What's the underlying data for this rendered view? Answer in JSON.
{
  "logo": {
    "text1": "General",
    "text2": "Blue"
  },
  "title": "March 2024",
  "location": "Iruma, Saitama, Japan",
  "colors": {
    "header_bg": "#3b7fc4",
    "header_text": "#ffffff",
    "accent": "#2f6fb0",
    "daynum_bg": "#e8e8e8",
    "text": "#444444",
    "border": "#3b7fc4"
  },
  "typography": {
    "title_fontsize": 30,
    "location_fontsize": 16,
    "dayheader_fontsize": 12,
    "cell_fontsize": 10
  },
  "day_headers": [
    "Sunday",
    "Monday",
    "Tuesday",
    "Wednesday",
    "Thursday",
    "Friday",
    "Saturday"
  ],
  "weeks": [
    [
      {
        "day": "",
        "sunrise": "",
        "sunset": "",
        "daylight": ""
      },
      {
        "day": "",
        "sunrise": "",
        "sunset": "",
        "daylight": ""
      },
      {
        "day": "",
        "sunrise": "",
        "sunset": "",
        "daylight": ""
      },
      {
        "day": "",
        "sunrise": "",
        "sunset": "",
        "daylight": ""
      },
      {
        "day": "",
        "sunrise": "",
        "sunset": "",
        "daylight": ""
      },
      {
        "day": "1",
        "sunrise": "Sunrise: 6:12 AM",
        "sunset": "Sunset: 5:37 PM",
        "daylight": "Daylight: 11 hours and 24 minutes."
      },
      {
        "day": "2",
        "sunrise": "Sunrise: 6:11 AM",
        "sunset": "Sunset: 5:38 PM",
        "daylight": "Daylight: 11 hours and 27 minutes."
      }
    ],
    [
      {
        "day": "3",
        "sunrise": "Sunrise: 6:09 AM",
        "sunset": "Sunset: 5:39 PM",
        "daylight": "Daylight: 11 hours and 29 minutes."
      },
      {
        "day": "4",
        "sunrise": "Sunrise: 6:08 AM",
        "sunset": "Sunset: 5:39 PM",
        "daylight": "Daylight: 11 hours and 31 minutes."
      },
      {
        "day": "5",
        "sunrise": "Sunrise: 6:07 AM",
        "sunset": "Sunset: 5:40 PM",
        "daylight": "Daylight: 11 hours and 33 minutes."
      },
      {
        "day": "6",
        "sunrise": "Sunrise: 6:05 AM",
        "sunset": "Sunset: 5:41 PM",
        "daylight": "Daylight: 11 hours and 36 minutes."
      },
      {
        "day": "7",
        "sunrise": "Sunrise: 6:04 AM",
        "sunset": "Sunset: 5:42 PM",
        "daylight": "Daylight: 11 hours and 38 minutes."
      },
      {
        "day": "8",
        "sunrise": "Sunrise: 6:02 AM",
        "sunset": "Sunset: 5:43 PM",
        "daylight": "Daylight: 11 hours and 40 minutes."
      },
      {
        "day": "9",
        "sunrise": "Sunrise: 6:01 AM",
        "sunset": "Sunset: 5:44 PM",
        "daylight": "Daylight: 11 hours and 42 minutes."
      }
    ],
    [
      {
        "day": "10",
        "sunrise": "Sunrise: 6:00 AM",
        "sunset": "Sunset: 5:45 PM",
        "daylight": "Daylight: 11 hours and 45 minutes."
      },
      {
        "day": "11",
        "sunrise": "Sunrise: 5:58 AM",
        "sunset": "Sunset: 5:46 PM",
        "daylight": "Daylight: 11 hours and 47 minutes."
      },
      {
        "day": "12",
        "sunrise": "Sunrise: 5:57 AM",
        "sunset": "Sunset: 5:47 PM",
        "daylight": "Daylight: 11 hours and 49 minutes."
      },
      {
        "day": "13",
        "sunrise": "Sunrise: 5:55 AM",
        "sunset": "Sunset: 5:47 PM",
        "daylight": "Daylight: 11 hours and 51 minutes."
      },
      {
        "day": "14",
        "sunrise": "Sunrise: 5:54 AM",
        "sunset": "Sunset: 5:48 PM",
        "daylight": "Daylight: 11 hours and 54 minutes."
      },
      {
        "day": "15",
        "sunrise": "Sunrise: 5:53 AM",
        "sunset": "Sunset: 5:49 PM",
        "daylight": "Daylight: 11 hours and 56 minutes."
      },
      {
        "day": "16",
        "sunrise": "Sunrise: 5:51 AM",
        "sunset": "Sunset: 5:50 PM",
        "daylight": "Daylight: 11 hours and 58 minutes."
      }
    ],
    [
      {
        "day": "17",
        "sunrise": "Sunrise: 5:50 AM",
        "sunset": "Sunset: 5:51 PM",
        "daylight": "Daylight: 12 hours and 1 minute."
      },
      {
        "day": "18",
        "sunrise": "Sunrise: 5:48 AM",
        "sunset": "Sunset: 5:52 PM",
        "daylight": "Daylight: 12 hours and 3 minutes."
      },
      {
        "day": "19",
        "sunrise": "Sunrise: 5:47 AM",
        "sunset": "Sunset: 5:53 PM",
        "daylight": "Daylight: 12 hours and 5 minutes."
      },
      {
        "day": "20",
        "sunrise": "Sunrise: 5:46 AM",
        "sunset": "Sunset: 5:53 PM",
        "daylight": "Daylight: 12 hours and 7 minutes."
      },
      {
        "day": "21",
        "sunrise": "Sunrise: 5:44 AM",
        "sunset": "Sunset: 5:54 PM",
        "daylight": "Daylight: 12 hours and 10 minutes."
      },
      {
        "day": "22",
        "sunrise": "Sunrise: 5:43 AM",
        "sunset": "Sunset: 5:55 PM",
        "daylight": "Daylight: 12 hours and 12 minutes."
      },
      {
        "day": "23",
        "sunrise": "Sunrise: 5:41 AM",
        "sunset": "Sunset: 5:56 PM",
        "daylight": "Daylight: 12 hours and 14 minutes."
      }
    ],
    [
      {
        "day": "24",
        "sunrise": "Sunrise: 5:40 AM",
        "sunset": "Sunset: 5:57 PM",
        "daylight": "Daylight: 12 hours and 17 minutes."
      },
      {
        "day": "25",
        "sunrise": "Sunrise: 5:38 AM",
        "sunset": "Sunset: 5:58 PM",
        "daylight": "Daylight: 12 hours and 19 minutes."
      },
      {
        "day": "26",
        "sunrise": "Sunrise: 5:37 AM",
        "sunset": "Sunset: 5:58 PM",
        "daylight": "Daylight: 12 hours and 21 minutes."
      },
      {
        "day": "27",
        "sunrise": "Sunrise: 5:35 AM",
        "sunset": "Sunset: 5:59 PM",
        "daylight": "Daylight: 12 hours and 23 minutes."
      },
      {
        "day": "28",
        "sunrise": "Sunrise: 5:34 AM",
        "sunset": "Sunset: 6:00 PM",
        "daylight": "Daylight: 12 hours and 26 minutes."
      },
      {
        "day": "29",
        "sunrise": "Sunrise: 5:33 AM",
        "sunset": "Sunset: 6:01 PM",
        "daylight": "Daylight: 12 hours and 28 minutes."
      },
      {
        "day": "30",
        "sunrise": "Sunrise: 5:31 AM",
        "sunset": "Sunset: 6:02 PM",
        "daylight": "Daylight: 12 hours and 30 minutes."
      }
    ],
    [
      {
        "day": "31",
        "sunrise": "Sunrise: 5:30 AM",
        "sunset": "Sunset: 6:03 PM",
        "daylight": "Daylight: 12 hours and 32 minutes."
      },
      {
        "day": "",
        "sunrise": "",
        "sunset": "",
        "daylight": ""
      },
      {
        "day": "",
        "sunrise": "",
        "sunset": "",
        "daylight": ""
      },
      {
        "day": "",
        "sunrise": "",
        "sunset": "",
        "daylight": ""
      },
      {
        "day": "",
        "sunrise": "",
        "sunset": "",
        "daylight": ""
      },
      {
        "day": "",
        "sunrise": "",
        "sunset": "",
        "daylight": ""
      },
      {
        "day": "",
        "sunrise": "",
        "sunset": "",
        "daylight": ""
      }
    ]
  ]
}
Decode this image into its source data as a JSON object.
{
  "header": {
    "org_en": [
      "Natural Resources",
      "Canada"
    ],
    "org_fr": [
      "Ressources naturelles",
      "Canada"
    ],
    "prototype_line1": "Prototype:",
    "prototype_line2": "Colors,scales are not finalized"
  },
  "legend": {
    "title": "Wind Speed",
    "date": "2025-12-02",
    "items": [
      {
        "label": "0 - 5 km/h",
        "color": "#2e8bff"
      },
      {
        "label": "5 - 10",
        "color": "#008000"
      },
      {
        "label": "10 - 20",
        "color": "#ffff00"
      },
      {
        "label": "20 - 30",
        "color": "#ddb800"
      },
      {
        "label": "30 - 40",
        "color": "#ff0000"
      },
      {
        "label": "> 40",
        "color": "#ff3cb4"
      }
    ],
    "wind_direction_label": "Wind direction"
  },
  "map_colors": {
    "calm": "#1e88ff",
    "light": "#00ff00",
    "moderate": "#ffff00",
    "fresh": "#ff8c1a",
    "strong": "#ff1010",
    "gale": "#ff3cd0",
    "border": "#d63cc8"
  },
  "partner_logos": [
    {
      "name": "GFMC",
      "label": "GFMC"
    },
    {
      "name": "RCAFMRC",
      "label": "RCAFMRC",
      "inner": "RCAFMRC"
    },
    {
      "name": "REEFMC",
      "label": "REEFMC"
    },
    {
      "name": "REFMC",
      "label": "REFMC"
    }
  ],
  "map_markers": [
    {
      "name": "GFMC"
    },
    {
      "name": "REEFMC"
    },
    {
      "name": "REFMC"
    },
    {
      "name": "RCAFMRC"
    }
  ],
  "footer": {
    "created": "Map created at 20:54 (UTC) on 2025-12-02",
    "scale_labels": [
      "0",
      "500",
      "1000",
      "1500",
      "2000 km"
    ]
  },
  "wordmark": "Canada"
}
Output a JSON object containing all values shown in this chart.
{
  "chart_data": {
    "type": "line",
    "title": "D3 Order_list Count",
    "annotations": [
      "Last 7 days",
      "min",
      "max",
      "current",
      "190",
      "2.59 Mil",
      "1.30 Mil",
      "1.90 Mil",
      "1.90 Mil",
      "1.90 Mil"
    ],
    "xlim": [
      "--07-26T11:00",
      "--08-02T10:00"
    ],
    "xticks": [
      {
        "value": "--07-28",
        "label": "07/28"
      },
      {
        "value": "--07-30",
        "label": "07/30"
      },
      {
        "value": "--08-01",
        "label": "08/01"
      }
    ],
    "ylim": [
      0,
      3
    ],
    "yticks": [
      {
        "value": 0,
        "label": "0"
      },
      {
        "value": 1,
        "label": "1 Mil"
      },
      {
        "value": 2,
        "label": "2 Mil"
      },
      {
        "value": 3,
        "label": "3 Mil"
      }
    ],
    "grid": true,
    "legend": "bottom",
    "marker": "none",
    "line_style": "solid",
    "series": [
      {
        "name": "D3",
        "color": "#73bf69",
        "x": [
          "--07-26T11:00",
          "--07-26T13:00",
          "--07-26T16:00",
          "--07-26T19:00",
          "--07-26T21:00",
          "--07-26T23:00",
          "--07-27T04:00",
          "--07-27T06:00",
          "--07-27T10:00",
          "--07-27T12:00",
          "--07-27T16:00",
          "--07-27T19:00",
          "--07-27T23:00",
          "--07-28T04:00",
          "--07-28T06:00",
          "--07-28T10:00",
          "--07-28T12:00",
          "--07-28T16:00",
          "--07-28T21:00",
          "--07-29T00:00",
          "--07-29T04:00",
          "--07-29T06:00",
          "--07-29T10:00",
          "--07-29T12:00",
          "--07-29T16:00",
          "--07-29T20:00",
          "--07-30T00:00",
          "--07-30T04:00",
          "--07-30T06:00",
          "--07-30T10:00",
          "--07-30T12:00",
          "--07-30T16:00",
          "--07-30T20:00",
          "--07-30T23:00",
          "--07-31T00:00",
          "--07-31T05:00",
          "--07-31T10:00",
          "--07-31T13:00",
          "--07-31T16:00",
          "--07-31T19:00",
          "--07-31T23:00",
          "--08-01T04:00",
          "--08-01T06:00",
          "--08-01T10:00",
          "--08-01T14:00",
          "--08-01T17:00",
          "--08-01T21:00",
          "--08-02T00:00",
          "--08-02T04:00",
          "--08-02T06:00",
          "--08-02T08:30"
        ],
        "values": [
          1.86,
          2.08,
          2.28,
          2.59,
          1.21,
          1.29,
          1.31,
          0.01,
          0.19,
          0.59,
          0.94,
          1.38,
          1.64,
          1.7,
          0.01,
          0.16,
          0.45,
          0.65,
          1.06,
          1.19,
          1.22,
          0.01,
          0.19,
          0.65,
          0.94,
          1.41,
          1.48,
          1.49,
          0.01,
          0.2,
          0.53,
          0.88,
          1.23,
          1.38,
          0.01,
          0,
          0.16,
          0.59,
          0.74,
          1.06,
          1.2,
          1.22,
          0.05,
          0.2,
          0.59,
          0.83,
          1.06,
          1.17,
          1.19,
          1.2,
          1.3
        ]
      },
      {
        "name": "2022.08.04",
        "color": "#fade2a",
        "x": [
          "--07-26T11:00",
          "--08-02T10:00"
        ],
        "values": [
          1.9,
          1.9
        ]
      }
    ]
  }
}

----

Keep only those lines of the records that hold "REEFMC", and return them.

**Written solution**
      "name": "REEFMC",
      "label": "REEFMC"
      "name": "REEFMC"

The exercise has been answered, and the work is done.